# start of DATASET CONTENT
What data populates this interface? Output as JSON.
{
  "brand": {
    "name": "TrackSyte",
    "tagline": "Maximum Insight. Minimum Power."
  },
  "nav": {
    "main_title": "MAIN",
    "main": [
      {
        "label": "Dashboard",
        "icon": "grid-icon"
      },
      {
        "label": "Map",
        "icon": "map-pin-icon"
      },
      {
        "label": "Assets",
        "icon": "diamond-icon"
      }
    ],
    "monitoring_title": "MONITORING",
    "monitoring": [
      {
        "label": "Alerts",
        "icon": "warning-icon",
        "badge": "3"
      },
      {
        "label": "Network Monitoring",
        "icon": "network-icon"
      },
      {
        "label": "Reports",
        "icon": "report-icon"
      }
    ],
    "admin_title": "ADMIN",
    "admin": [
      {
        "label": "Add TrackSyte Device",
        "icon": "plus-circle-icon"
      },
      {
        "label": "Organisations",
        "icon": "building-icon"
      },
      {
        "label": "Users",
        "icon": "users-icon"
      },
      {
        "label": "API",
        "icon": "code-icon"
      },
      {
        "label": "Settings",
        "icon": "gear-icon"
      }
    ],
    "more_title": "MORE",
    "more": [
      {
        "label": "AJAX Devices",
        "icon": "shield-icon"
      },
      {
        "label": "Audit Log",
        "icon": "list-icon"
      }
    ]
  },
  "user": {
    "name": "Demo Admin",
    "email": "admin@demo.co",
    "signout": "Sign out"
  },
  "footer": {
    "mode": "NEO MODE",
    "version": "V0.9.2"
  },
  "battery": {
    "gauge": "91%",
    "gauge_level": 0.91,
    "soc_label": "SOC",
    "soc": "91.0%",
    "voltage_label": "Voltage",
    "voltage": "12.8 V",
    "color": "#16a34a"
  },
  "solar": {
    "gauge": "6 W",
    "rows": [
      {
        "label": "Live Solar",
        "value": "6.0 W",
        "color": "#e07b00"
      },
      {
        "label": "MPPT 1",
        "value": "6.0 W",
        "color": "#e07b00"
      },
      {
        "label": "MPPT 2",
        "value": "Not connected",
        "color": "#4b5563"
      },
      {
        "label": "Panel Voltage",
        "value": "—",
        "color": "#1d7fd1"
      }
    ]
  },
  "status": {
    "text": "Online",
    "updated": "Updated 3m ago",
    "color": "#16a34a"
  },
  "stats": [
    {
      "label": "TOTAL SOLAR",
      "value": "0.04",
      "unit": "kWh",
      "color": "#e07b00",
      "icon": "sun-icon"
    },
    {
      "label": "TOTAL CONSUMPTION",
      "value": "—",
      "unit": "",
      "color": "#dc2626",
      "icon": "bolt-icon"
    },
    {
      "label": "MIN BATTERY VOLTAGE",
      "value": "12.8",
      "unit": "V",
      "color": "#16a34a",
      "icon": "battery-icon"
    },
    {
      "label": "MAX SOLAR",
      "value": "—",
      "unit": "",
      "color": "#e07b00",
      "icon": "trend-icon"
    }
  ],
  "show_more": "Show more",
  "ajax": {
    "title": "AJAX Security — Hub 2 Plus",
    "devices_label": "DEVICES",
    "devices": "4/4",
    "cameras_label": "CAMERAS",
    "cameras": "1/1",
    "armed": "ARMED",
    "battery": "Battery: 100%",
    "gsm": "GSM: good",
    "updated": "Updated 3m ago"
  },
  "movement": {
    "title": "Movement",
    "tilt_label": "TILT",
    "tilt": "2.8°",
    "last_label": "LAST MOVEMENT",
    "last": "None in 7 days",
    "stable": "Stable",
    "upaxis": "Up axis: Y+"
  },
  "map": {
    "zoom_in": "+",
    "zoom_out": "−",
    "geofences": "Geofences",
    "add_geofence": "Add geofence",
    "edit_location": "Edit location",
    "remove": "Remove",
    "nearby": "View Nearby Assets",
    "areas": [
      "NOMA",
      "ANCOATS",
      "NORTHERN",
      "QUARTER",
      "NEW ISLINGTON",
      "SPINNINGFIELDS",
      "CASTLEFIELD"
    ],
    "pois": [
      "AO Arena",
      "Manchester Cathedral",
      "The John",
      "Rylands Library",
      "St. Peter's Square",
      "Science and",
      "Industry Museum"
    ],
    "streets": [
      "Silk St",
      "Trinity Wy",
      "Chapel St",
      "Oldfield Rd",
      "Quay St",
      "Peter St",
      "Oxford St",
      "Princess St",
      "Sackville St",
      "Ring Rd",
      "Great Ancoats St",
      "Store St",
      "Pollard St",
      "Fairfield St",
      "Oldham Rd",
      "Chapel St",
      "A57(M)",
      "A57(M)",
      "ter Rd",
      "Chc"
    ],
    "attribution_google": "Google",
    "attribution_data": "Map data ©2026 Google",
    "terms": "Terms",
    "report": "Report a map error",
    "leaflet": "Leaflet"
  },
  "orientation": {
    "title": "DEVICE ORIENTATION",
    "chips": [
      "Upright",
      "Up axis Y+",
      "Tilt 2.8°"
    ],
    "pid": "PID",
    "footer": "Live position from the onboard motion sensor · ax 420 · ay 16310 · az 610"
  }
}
# end of DATASET CONTENT
#### [PROBLEM]
Restate every entry word for word.

#### [ANSWER BELOW]
What data populates this interface? Output as JSON.
{
  "brand": {
    "name": "TrackSyte",
    "tagline": "Maximum Insight. Minimum Power."
  },
  "nav": {
    "main_title": "MAIN",
    "main": [
      {
        "label": "Dashboard",
        "icon": "grid-icon"
      },
      {
        "label": "Map",
        "icon": "map-pin-icon"
      },
      {
        "label": "Assets",
        "icon": "diamond-icon"
      }
    ],
    "monitoring_title": "MONITORING",
    "monitoring": [
      {
        "label": "Alerts",
        "icon": "warning-icon",
        "badge": "3"
      },
      {
        "label": "Network Monitoring",
        "icon": "network-icon"
      },
      {
        "label": "Reports",
        "icon": "report-icon"
      }
    ],
    "admin_title": "ADMIN",
    "admin": [
      {
        "label": "Add TrackSyte Device",
        "icon": "plus-circle-icon"
      },
      {
        "label": "Organisations",
        "icon": "building-icon"
      },
      {
        "label": "Users",
        "icon": "users-icon"
      },
      {
        "label": "API",
        "icon": "code-icon"
      },
      {
        "label": "Settings",
        "icon": "gear-icon"
      }
    ],
    "more_title": "MORE",
    "more": [
      {
        "label": "AJAX Devices",
        "icon": "shield-icon"
      },
      {
        "label": "Audit Log",
        "icon": "list-icon"
      }
    ]
  },
  "user": {
    "name": "Demo Admin",
    "email": "admin@demo.co",
    "signout": "Sign out"
  },
  "footer": {
    "mode": "NEO MODE",
    "version": "V0.9.2"
  },
  "battery": {
    "gauge": "91%",
    "gauge_level": 0.91,
    "soc_label": "SOC",
    "soc": "91.0%",
    "voltage_label": "Voltage",
    "voltage": "12.8 V",
    "color": "#16a34a"
  },
  "solar": {
    "gauge": "6 W",
    "rows": [
      {
        "label": "Live Solar",
        "value": "6.0 W",
        "color": "#e07b00"
      },
      {
        "label": "MPPT 1",
        "value": "6.0 W",
        "color": "#e07b00"
      },
      {
        "label": "MPPT 2",
        "value": "Not connected",
        "color": "#4b5563"
      },
      {
        "label": "Panel Voltage",
        "value": "—",
        "color": "#1d7fd1"
      }
    ]
  },
  "status": {
    "text": "Online",
    "updated": "Updated 3m ago",
    "color": "#16a34a"
  },
  "stats": [
    {
      "label": "TOTAL SOLAR",
      "value": "0.04",
      "unit": "kWh",
      "color": "#e07b00",
      "icon": "sun-icon"
    },
    {
      "label": "TOTAL CONSUMPTION",
      "value": "—",
      "unit": "",
      "color": "#dc2626",
      "icon": "bolt-icon"
    },
    {
      "label": "MIN BATTERY VOLTAGE",
      "value": "12.8",
      "unit": "V",
      "color": "#16a34a",
      "icon": "battery-icon"
    },
    {
      "label": "MAX SOLAR",
      "value": "—",
      "unit": "",
      "color": "#e07b00",
      "icon": "trend-icon"
    }
  ],
  "show_more": "Show more",
  "ajax": {
    "title": "AJAX Security — Hub 2 Plus",
    "devices_label": "DEVICES",
    "devices": "4/4",
    "cameras_label": "CAMERAS",
    "cameras": "1/1",
    "armed": "ARMED",
    "battery": "Battery: 100%",
    "gsm": "GSM: good",
    "updated": "Updated 3m ago"
  },
  "movement": {
    "title": "Movement",
    "tilt_label": "TILT",
    "tilt": "2.8°",
    "last_label": "LAST MOVEMENT",
    "last": "None in 7 days",
    "stable": "Stable",
    "upaxis": "Up axis: Y+"
  },
  "map": {
    "zoom_in": "+",
    "zoom_out": "−",
    "geofences": "Geofences",
    "add_geofence": "Add geofence",
    "edit_location": "Edit location",
    "remove": "Remove",
    "nearby": "View Nearby Assets",
    "areas": [
      "NOMA",
      "ANCOATS",
      "NORTHERN",
      "QUARTER",
      "NEW ISLINGTON",
      "SPINNINGFIELDS",
      "CASTLEFIELD"
    ],
    "pois": [
      "AO Arena",
      "Manchester Cathedral",
      "The John",
      "Rylands Library",
      "St. Peter's Square",
      "Science and",
      "Industry Museum"
    ],
    "streets": [
      "Silk St",
      "Trinity Wy",
      "Chapel St",
      "Oldfield Rd",
      "Quay St",
      "Peter St",
      "Oxford St",
      "Princess St",
      "Sackville St",
      "Ring Rd",
      "Great Ancoats St",
      "Store St",
      "Pollard St",
      "Fairfield St",
      "Oldham Rd",
      "Chapel St",
      "A57(M)",
      "A57(M)",
      "ter Rd",
      "Chc"
    ],
    "attribution_google": "Google",
    "attribution_data": "Map data ©2026 Google",
    "terms": "Terms",
    "report": "Report a map error",
    "leaflet": "Leaflet"
  },
  "orientation": {
    "title": "DEVICE ORIENTATION",
    "chips": [
      "Upright",
      "Up axis Y+",
      "Tilt 2.8°"
    ],
    "pid": "PID",
    "footer": "Live position from the onboard motion sensor · ax 420 · ay 16310 · az 610"
  }
}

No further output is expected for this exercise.